> [Фрагмент текста]:
☆ ☆ ☆ ☆ ☆ ☆ ☆

Поскольку «документами, подтверждающими фактическое нахождение физических лиц на территории РФ, могут являться справки с места работы, выданные на основании сведений из табеля учета рабочего времени, копии паспорта с отметками органов пограничного контроля о пересечении границы, документы, оформленные в порядке, установленном законодательством РФ»10, такое официальное трудоустройство позволяет заметно нивелировать разницу в доходах при «белой» и «теневой» занятости иностранных мигрантов.

Отсутствие реальной конкуренции со стороны местного населения за эти рабочие места привело к формированию не только взаимного интереса работодателя и «белых «таджиков», но и все более заметной взаимозависимости. Если для мигрантов эта зависимость становится «возможностью», некоторой гарантией трудоустройства и заработка, то для бизнеса вместе с преимуществами она несет и риски. Финансовые, организационные и другие вложения в организацию системы найма «белых «таджиков» в сочетании с отсутствием реальной конкуренции за рабочие места со стороны местного населения ведут к тому, что иностранные рабочие становятся (или уже стали) критическим фактором для устойчивости местного бизнеса.

☆ ☆ ☆ ☆ ☆ ☆ ☆

> [Записи набора данных]:

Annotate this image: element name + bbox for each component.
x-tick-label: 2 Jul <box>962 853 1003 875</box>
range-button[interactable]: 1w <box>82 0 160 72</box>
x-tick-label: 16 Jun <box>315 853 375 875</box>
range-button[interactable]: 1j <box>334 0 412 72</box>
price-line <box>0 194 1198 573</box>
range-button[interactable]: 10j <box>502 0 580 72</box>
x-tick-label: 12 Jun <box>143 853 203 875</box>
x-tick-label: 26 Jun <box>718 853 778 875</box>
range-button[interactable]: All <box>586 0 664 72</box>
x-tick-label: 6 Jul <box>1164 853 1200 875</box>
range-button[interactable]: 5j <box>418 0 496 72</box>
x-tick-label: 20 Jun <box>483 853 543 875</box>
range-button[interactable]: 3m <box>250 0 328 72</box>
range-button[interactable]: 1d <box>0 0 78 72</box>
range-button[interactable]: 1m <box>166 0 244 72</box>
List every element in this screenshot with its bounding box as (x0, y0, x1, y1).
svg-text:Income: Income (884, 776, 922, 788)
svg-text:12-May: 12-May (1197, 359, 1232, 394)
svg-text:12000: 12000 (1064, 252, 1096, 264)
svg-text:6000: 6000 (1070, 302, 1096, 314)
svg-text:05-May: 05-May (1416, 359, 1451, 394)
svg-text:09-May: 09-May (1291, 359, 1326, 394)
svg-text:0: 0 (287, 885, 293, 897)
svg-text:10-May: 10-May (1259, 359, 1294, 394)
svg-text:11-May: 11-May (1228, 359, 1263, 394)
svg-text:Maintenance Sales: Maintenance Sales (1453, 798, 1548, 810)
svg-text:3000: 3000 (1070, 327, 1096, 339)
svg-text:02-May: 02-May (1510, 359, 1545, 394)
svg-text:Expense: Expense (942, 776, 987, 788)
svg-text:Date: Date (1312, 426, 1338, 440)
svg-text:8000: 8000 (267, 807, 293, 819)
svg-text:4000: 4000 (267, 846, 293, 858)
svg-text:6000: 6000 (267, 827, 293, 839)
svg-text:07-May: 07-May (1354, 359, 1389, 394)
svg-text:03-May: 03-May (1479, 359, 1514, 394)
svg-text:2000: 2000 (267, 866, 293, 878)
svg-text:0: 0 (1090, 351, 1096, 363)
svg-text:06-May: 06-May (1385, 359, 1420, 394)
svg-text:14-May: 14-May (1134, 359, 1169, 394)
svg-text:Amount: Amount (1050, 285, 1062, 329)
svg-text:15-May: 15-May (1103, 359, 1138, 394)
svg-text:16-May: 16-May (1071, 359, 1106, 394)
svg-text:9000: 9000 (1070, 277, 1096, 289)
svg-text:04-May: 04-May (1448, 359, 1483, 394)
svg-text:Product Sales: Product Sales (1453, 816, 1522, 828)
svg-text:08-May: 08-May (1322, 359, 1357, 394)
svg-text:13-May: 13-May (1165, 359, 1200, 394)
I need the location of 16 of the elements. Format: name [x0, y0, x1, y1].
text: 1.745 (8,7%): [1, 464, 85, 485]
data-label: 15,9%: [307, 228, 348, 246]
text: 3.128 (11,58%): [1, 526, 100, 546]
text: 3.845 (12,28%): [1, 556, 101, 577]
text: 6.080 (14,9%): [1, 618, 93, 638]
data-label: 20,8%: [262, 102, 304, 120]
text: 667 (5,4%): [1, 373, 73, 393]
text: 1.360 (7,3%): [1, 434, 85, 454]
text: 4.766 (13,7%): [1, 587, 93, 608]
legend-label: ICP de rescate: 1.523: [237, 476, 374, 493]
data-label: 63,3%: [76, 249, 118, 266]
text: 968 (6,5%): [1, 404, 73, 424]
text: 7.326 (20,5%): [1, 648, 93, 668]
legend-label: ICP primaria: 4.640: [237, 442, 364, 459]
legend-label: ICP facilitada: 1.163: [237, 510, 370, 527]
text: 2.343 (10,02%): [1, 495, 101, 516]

☆ ☆ ☆ ☆ ☆ ☆ ☆

> [Письменные задания]:
A – Согласуются ли с отрывком о трудовых мигрантах утверждения (i) местное население активно конкурирует с мигрантами за эти рабочие места; (ii) для бизнеса зависимость от иностранных рабочих несет не только преимущества, но и риски; (iii) справки с места работы могут подтверждать фактическое нахождение физических лиц на территории РФ? На каждое ответьте «да» или «нет» и приведите точную цитату из отрывка, которая это решает.
B – Преобразуйте в список JSON из строк записи от самого их начала до строки с «x-tick-label: 26 Jun» включительно: каждая строка становится отдельным элементом, пустые строки не включайте.

> [Ответы к заданиям]:
A –
(i) Нет: «Отсутствие реальной конкуренции со стороны местного населения за эти рабочие места».
(ii) Да: «для бизнеса вместе с преимуществами она несет и риски».
(iii) Да: «документами, подтверждающими фактическое нахождение физических лиц на территории РФ, могут являться справки с места работы».

B –
[
  "Annotate this image: element name + bbox for each component.",
  "x-tick-label: 2 Jul <box>962 853 1003 875</box>",
  "range-button[interactable]: 1w <box>82 0 160 72</box>",
  "x-tick-label: 16 Jun <box>315 853 375 875</box>",
  "range-button[interactable]: 1j <box>334 0 412 72</box>",
  "price-line <box>0 194 1198 573</box>",
  "range-button[interactable]: 10j <box>502 0 580 72</box>",
  "x-tick-label: 12 Jun <box>143 853 203 875</box>",
  "x-tick-label: 26 Jun <box>718 853 778 875</box>"
]